### Do this
How many of the lines contain the string "aber"? Give the number, with no other words.

(Saved entries)
* * *
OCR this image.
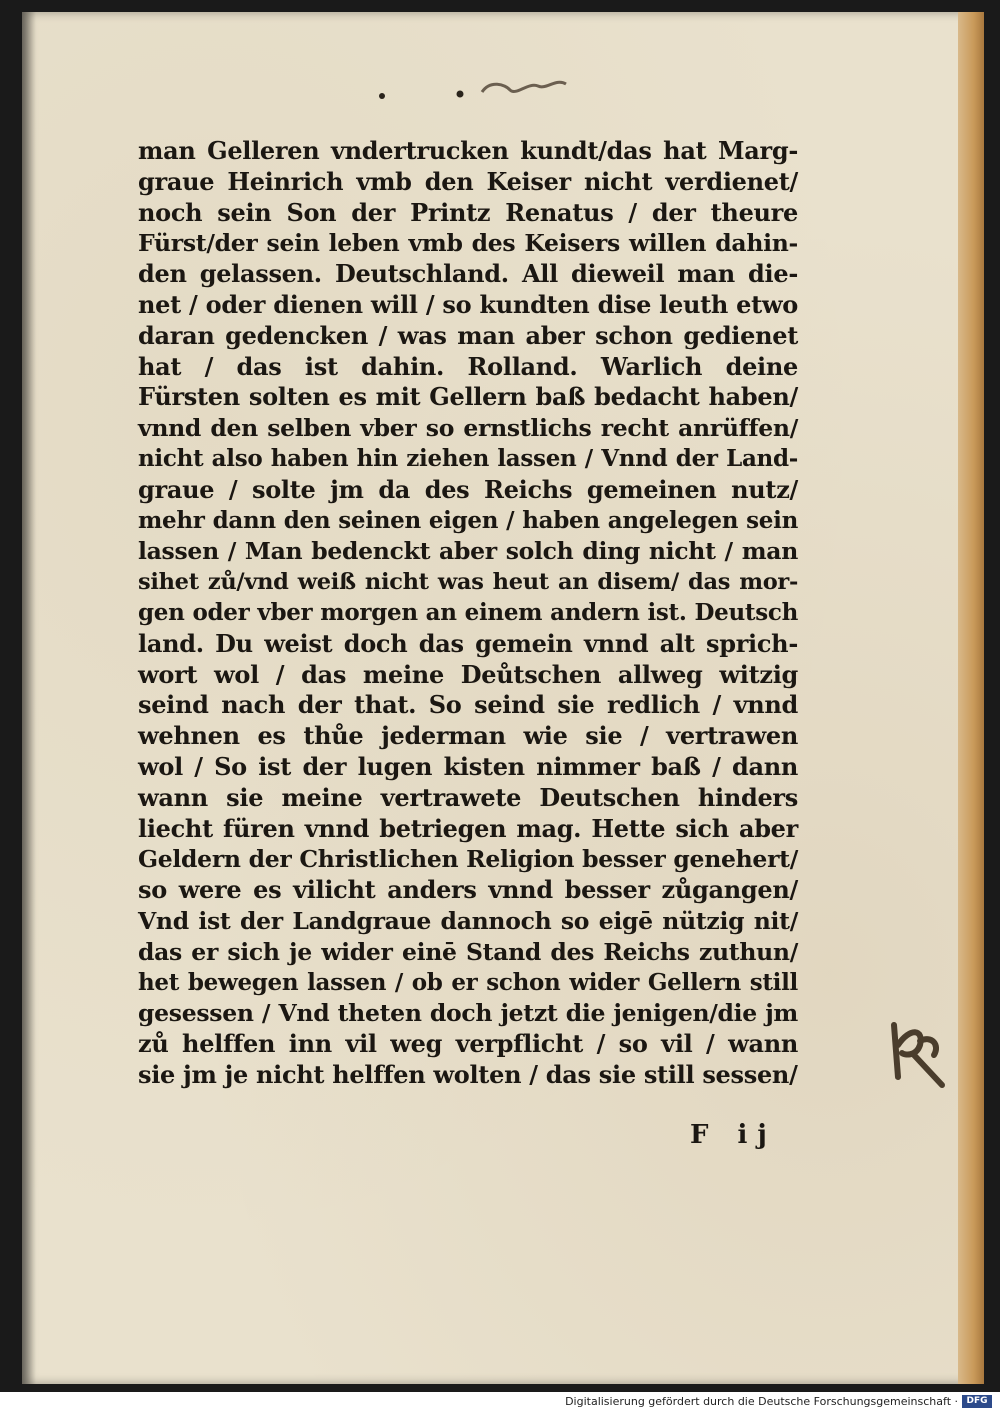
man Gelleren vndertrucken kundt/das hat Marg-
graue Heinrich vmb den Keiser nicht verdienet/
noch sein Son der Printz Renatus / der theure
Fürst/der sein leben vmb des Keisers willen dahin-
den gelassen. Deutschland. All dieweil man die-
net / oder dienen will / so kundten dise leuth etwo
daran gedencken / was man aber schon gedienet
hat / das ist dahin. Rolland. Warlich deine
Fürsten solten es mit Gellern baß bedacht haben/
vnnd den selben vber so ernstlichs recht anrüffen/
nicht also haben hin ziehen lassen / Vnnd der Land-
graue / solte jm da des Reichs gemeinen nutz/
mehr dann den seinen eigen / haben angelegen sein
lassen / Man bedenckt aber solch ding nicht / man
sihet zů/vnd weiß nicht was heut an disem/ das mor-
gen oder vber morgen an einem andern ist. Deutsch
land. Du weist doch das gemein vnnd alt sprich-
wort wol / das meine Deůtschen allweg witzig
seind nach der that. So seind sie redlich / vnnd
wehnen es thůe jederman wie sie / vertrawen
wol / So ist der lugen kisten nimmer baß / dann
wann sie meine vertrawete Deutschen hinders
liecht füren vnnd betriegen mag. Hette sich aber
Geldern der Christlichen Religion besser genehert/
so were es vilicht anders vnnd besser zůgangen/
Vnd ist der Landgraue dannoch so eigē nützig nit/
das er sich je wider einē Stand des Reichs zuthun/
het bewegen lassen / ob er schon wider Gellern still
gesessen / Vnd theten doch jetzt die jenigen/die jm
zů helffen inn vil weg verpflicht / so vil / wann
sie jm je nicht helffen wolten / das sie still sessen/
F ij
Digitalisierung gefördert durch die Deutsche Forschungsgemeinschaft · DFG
* * *
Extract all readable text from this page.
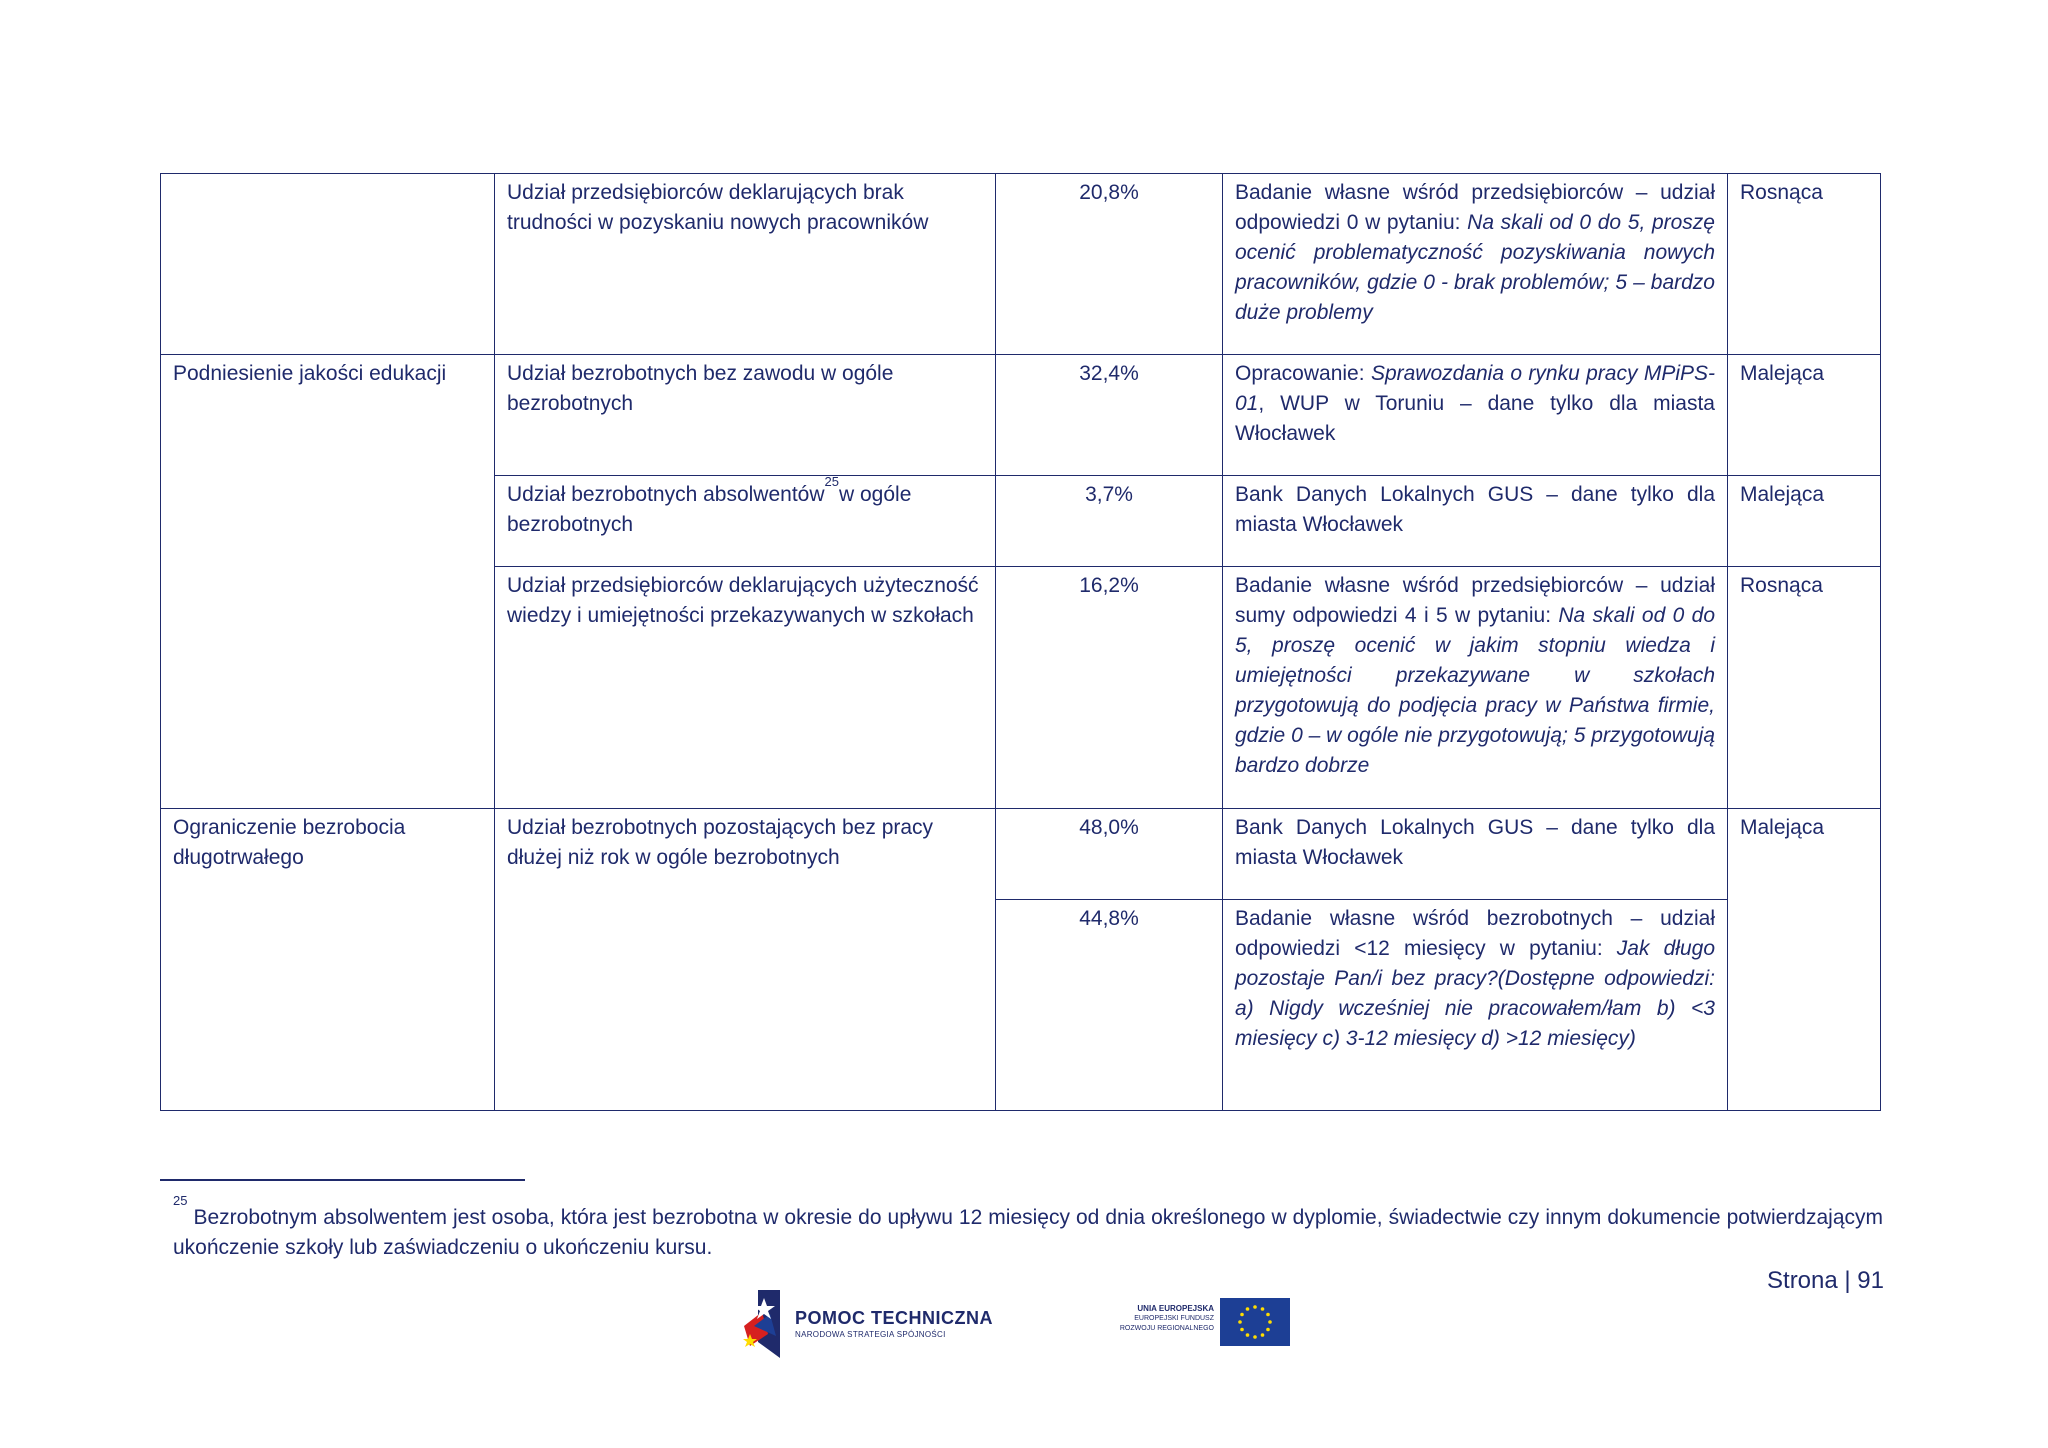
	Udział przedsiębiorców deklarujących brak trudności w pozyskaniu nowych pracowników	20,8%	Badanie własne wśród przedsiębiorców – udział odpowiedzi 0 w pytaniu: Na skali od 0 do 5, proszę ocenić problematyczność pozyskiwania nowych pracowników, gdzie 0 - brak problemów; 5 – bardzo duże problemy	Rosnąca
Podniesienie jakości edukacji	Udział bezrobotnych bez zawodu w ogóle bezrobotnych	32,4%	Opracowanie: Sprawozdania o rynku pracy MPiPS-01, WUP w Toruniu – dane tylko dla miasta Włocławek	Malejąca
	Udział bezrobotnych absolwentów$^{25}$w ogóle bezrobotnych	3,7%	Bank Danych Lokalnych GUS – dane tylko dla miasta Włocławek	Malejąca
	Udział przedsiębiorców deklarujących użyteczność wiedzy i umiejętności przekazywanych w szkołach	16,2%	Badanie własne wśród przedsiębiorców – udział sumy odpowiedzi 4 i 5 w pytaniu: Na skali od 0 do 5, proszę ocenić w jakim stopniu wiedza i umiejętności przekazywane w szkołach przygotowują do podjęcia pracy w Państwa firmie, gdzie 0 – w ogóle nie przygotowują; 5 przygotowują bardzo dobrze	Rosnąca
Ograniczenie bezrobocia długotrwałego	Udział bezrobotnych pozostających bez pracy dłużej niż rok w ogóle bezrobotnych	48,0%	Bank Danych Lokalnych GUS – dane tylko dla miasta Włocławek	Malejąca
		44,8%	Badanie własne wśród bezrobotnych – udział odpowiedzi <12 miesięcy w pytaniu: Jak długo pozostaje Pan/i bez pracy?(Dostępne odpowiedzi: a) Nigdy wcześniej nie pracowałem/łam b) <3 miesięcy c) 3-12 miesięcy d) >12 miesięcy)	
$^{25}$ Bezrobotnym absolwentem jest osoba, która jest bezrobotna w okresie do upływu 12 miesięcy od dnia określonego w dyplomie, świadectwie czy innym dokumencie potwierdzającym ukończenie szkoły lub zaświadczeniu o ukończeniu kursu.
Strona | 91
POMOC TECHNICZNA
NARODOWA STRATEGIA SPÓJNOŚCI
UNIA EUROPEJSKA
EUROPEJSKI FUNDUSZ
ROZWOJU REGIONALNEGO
* * *
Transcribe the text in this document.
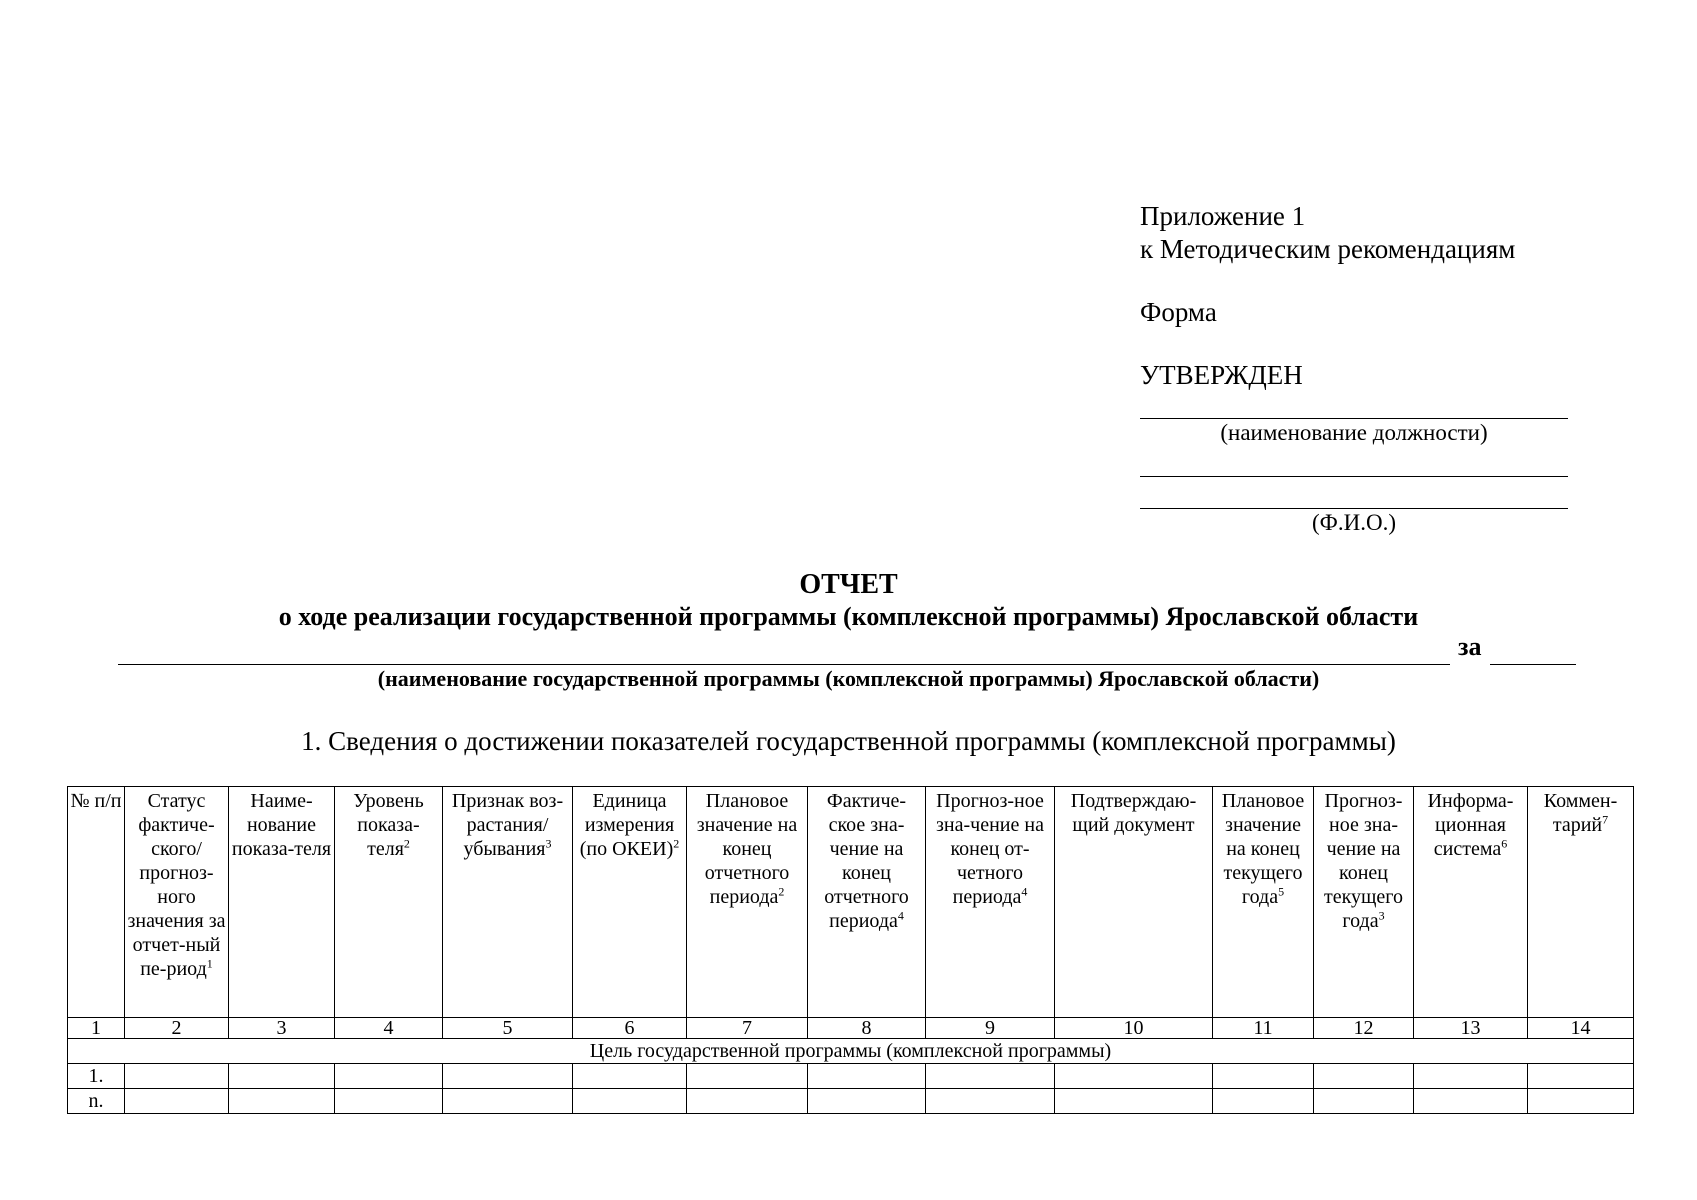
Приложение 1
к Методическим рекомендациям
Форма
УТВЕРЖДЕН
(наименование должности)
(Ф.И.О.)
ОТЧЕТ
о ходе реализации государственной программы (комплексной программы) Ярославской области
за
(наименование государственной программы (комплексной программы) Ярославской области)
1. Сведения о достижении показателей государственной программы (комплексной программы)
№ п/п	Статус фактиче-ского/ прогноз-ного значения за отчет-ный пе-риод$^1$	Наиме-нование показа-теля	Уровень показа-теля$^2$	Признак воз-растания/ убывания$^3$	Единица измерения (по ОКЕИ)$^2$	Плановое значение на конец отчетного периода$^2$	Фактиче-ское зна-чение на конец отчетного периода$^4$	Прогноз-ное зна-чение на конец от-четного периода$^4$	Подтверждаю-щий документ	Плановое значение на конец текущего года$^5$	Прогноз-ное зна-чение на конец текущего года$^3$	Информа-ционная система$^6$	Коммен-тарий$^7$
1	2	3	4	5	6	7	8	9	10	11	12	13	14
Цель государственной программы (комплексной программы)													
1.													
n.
* * *
### Full output
3